### Problem details
Records follow. Pull out every line that contains "使用下面的".

###

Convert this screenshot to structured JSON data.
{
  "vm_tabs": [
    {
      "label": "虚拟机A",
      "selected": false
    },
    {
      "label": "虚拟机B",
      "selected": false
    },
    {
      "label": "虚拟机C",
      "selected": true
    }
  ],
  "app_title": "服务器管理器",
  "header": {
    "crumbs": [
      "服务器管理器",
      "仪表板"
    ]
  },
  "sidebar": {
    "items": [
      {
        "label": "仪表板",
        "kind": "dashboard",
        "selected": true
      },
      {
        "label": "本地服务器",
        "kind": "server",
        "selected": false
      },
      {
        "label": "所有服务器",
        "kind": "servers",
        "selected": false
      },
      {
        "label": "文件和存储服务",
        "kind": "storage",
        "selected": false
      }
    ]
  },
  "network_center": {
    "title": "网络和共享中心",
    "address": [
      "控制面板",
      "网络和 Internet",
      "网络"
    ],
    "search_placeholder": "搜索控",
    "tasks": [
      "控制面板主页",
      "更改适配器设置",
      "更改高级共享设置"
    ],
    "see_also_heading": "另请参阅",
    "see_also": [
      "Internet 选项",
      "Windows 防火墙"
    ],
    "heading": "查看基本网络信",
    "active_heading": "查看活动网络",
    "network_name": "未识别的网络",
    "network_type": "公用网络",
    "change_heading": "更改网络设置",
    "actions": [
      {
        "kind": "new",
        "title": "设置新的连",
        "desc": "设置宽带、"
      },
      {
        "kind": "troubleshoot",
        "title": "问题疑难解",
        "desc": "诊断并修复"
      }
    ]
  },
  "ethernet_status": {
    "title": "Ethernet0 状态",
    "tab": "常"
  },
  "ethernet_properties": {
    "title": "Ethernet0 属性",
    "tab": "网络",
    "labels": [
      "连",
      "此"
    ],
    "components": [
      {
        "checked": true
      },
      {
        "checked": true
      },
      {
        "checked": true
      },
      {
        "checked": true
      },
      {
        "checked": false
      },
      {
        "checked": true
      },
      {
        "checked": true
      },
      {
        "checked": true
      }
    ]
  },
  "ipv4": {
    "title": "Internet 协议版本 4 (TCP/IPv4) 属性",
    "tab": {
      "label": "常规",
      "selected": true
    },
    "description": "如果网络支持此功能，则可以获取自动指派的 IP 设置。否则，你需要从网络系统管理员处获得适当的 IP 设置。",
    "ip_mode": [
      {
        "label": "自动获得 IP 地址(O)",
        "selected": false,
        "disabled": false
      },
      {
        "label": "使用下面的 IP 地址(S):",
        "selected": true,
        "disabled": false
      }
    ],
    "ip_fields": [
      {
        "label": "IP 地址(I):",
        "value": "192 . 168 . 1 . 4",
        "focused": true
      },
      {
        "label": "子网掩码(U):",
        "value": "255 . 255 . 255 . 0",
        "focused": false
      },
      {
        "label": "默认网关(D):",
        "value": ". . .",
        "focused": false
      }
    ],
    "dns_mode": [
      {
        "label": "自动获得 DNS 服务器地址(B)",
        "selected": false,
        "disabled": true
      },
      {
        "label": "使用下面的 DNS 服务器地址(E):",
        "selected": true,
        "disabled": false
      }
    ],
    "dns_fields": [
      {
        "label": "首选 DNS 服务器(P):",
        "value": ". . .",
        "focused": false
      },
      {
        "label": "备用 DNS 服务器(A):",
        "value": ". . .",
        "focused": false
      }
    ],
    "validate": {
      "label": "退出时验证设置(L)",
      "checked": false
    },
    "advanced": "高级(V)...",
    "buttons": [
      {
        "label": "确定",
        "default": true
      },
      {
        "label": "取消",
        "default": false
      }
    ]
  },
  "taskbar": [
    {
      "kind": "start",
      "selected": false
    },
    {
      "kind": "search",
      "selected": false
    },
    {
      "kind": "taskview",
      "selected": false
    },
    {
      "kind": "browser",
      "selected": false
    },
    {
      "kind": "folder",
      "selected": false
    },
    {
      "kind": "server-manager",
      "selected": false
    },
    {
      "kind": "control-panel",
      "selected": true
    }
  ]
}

###

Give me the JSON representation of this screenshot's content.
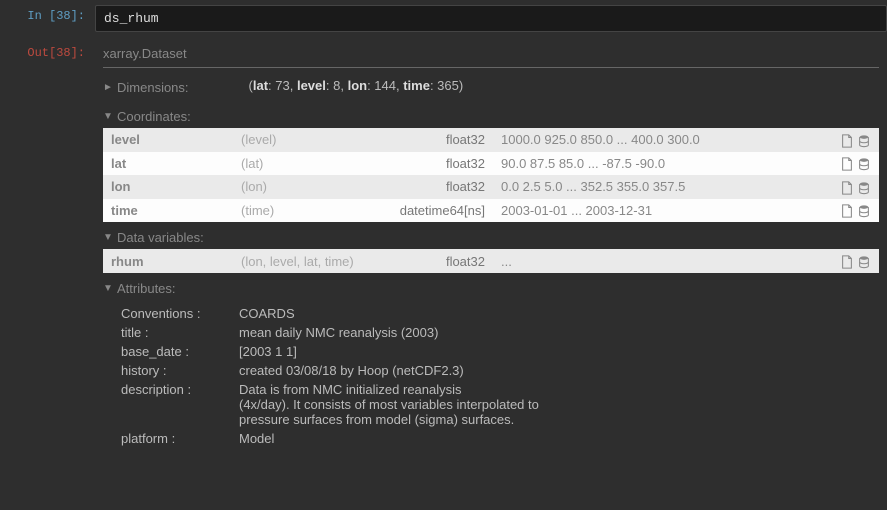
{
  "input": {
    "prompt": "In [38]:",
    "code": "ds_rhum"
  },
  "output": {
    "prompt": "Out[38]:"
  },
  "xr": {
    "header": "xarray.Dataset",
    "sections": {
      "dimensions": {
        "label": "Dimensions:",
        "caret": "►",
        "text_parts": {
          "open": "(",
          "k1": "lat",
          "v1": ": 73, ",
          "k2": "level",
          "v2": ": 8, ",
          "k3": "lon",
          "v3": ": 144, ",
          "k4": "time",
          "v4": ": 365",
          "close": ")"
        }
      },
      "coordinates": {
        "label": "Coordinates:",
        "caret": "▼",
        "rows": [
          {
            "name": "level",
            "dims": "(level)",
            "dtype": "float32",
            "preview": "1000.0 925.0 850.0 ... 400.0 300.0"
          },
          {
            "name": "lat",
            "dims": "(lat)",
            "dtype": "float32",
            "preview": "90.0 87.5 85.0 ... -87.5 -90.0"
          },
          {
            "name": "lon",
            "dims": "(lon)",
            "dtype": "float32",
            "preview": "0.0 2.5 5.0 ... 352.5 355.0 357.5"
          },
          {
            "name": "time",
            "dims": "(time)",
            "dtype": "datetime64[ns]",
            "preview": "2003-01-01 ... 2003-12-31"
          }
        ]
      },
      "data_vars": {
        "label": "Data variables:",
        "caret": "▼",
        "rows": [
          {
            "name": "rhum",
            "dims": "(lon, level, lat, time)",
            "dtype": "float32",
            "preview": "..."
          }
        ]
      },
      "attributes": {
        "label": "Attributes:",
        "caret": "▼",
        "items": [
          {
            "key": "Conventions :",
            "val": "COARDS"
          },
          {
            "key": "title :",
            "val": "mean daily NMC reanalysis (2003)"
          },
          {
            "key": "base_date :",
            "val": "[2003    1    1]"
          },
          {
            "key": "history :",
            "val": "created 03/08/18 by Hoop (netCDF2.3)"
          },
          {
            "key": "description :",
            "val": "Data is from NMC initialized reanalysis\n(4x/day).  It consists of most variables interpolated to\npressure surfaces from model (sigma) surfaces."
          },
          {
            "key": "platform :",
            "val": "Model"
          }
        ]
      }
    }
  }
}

###

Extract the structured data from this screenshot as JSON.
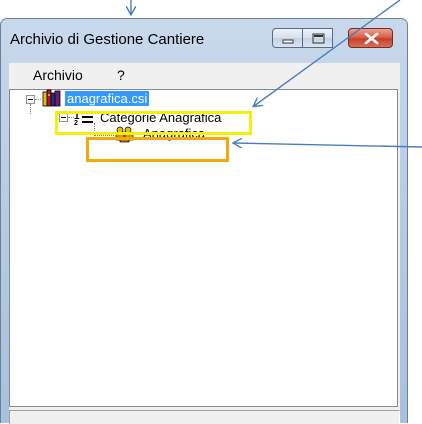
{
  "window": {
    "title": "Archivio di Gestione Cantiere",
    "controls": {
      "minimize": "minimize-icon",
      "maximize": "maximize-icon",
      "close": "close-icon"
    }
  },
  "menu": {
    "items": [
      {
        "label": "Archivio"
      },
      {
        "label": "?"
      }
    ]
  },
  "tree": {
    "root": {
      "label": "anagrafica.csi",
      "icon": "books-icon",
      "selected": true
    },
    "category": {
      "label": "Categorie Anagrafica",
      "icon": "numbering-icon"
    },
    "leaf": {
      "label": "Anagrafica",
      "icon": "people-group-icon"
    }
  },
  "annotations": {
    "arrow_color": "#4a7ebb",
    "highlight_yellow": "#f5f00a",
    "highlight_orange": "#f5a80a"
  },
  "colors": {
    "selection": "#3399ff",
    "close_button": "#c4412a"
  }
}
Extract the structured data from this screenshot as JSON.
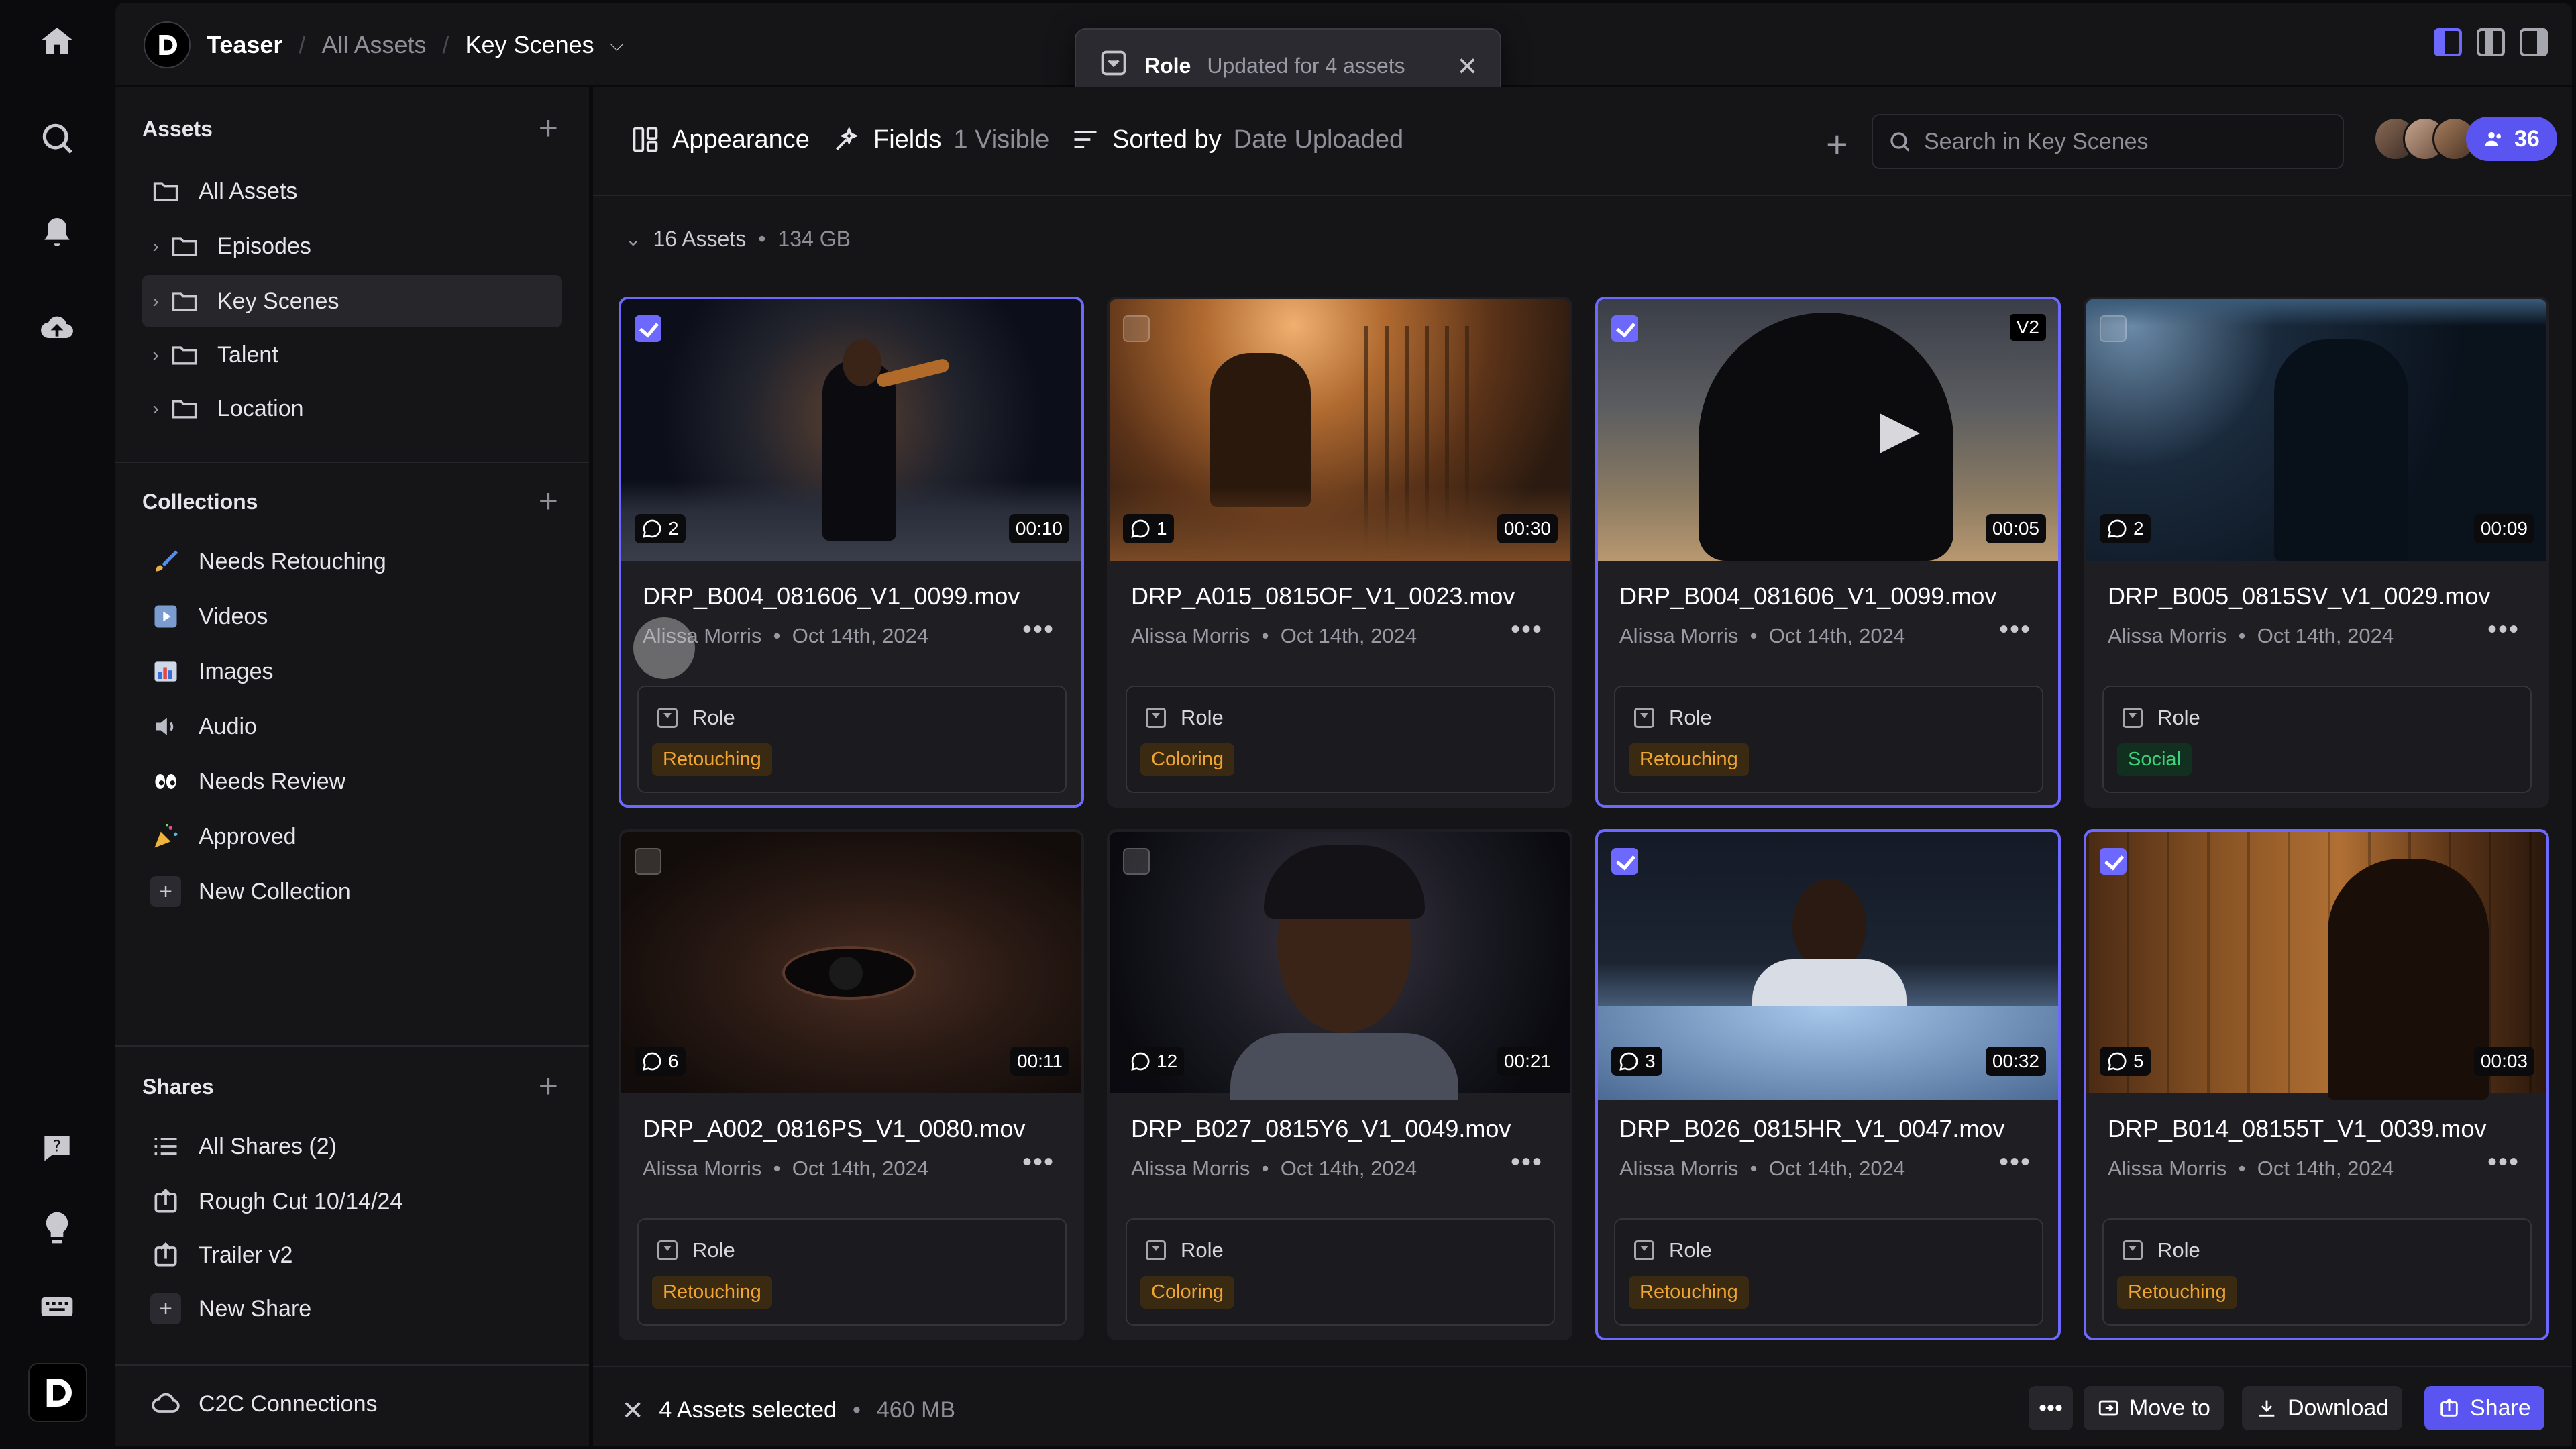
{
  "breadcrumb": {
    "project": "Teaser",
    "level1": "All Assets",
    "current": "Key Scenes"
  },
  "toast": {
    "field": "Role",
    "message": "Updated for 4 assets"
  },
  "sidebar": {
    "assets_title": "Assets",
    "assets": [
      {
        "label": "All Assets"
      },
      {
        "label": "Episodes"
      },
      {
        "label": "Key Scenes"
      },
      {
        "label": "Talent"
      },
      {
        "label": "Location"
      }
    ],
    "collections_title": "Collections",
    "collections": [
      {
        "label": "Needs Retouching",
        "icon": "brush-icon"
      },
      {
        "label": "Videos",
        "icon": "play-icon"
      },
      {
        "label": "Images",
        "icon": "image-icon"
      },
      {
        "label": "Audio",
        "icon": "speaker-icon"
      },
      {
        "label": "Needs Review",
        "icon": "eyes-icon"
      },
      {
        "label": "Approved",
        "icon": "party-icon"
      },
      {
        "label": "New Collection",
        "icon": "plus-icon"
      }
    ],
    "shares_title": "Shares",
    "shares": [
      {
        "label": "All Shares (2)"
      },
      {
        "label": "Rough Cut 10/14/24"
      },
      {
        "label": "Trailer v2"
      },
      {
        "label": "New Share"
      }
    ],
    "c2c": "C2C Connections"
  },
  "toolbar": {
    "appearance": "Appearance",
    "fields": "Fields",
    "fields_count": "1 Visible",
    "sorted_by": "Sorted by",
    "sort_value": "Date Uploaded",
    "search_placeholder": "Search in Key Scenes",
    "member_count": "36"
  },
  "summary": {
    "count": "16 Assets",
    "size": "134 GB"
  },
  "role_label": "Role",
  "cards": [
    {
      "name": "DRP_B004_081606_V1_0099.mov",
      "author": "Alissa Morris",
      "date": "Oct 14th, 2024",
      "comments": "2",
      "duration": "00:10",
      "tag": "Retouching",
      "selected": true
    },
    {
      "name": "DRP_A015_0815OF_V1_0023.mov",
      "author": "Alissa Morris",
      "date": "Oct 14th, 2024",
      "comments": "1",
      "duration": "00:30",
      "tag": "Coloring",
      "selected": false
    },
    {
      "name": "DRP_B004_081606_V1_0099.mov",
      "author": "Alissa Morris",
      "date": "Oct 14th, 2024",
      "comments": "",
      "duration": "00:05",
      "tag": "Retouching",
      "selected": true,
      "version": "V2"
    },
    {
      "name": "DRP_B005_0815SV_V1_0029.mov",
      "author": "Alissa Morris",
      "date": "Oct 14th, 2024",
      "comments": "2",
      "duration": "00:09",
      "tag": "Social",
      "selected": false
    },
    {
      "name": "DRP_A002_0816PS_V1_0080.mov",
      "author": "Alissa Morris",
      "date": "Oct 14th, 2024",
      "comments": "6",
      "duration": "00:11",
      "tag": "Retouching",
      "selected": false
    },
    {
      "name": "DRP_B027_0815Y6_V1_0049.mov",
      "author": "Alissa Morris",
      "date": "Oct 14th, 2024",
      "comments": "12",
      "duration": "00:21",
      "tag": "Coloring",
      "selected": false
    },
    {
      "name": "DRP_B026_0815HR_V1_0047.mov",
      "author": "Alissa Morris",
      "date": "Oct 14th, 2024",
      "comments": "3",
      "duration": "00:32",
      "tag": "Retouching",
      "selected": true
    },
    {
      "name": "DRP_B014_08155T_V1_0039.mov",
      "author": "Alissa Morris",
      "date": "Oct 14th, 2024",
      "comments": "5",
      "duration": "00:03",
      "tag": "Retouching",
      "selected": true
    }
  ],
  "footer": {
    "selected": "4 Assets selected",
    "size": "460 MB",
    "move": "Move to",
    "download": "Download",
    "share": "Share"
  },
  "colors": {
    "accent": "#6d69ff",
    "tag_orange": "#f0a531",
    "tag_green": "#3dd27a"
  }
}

###

### Worked answer
        "label": "使用下面的 IP 地址(S):",
        "label": "使用下面的 DNS 服务器地址(E):",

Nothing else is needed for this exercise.